---------- 제공 데이터

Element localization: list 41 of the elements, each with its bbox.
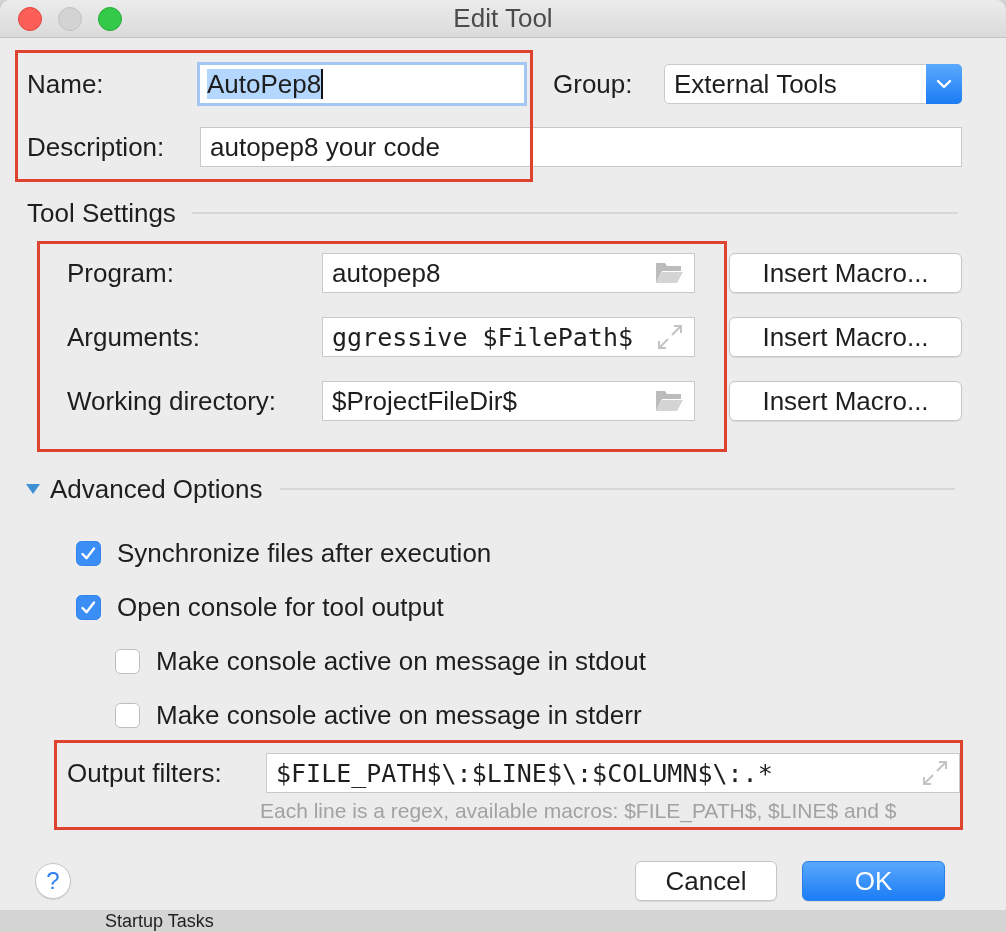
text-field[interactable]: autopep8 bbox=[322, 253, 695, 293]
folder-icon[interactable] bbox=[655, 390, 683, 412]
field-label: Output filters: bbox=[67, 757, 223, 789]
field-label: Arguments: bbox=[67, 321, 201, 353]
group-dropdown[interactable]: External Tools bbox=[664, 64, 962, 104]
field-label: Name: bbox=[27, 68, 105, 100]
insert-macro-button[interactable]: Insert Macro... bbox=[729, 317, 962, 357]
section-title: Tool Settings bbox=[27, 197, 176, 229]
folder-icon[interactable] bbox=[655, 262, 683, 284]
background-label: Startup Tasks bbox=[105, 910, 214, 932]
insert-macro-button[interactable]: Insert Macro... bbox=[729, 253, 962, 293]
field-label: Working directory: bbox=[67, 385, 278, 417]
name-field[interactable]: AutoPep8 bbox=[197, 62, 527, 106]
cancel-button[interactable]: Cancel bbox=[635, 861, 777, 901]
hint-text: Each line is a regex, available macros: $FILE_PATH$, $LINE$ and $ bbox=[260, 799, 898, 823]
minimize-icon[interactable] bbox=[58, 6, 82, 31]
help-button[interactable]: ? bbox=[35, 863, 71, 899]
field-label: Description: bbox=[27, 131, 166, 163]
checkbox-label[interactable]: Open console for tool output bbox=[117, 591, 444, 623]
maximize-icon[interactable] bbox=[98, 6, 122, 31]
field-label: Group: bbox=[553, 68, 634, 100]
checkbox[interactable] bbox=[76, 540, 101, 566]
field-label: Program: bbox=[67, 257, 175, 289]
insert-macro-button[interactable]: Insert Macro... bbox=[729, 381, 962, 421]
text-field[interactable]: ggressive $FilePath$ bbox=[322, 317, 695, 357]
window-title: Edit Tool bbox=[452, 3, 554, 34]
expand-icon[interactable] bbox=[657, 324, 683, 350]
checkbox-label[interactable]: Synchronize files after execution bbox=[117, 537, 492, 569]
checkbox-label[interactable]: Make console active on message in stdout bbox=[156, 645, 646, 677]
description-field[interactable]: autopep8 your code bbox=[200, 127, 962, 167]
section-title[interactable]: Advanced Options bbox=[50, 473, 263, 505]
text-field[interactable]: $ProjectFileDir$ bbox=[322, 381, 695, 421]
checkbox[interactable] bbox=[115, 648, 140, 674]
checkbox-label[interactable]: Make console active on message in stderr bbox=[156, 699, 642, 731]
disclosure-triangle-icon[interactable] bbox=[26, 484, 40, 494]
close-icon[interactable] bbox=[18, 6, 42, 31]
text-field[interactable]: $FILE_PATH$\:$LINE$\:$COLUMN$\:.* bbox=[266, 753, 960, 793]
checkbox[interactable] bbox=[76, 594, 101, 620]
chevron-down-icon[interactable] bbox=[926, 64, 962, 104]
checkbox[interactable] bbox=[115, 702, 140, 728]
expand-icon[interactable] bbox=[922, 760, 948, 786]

--------------------

과제 안내:
위 데이터에서 "console"라는 단어가 들어 있는 줄을 모두 옮겨 보여 줄 수 있나요? 대소문자를 구분합니다.

문제 정답:
checkbox-label[interactable]: Open console for tool output bbox=[117, 591, 444, 623]
checkbox-label[interactable]: Make console active on message in stdout bbox=[156, 645, 646, 677]
checkbox-label[interactable]: Make console active on message in stderr bbox=[156, 699, 642, 731]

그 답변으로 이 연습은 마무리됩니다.